◆ **TASK**
The records below must be duplicated exactly, character for character.

>> Begin

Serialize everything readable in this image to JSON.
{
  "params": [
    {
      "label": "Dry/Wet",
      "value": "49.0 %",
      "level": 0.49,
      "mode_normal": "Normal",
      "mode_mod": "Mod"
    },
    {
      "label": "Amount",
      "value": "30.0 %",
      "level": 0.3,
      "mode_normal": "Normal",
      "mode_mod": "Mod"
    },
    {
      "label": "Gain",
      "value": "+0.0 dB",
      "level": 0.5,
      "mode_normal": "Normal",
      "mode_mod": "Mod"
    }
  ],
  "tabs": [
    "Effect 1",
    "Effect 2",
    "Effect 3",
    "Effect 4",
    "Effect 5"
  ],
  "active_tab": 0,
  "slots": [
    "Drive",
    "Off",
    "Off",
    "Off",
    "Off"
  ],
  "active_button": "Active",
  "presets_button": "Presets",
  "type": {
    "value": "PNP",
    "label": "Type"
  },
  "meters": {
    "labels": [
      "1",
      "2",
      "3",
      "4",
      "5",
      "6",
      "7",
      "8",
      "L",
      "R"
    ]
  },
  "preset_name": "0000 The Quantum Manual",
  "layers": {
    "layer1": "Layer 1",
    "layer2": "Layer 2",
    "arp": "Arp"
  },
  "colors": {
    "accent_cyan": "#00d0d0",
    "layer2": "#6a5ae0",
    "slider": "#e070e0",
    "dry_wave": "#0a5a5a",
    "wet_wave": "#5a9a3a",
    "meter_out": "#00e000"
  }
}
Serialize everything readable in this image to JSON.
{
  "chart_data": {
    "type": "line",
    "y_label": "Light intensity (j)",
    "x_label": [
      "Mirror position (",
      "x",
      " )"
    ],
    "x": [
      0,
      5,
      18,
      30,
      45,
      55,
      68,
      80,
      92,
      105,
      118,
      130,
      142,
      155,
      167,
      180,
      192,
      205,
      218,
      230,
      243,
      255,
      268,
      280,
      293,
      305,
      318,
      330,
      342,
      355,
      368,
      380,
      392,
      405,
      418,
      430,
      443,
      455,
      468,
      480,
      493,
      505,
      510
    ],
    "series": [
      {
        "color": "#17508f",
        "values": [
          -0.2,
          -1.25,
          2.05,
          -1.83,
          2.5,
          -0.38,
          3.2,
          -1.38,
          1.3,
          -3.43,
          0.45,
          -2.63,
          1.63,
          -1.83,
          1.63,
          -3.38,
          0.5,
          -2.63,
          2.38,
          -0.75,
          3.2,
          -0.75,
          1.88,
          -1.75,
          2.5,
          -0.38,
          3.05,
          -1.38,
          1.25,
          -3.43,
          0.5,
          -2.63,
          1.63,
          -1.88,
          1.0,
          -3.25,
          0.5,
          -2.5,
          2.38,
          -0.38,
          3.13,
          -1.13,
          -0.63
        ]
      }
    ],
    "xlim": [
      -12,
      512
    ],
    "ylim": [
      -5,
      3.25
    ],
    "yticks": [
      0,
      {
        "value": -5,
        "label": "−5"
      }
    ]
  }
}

>> End

◆ **CORRECT OUTPUT**
Serialize everything readable in this image to JSON.
{
  "params": [
    {
      "label": "Dry/Wet",
      "value": "49.0 %",
      "level": 0.49,
      "mode_normal": "Normal",
      "mode_mod": "Mod"
    },
    {
      "label": "Amount",
      "value": "30.0 %",
      "level": 0.3,
      "mode_normal": "Normal",
      "mode_mod": "Mod"
    },
    {
      "label": "Gain",
      "value": "+0.0 dB",
      "level": 0.5,
      "mode_normal": "Normal",
      "mode_mod": "Mod"
    }
  ],
  "tabs": [
    "Effect 1",
    "Effect 2",
    "Effect 3",
    "Effect 4",
    "Effect 5"
  ],
  "active_tab": 0,
  "slots": [
    "Drive",
    "Off",
    "Off",
    "Off",
    "Off"
  ],
  "active_button": "Active",
  "presets_button": "Presets",
  "type": {
    "value": "PNP",
    "label": "Type"
  },
  "meters": {
    "labels": [
      "1",
      "2",
      "3",
      "4",
      "5",
      "6",
      "7",
      "8",
      "L",
      "R"
    ]
  },
  "preset_name": "0000 The Quantum Manual",
  "layers": {
    "layer1": "Layer 1",
    "layer2": "Layer 2",
    "arp": "Arp"
  },
  "colors": {
    "accent_cyan": "#00d0d0",
    "layer2": "#6a5ae0",
    "slider": "#e070e0",
    "dry_wave": "#0a5a5a",
    "wet_wave": "#5a9a3a",
    "meter_out": "#00e000"
  }
}
Serialize everything readable in this image to JSON.
{
  "chart_data": {
    "type": "line",
    "y_label": "Light intensity (j)",
    "x_label": [
      "Mirror position (",
      "x",
      " )"
    ],
    "x": [
      0,
      5,
      18,
      30,
      45,
      55,
      68,
      80,
      92,
      105,
      118,
      130,
      142,
      155,
      167,
      180,
      192,
      205,
      218,
      230,
      243,
      255,
      268,
      280,
      293,
      305,
      318,
      330,
      342,
      355,
      368,
      380,
      392,
      405,
      418,
      430,
      443,
      455,
      468,
      480,
      493,
      505,
      510
    ],
    "series": [
      {
        "color": "#17508f",
        "values": [
          -0.2,
          -1.25,
          2.05,
          -1.83,
          2.5,
          -0.38,
          3.2,
          -1.38,
          1.3,
          -3.43,
          0.45,
          -2.63,
          1.63,
          -1.83,
          1.63,
          -3.38,
          0.5,
          -2.63,
          2.38,
          -0.75,
          3.2,
          -0.75,
          1.88,
          -1.75,
          2.5,
          -0.38,
          3.05,
          -1.38,
          1.25,
          -3.43,
          0.5,
          -2.63,
          1.63,
          -1.88,
          1.0,
          -3.25,
          0.5,
          -2.5,
          2.38,
          -0.38,
          3.13,
          -1.13,
          -0.63
        ]
      }
    ],
    "xlim": [
      -12,
      512
    ],
    "ylim": [
      -5,
      3.25
    ],
    "yticks": [
      0,
      {
        "value": -5,
        "label": "−5"
      }
    ]
  }
}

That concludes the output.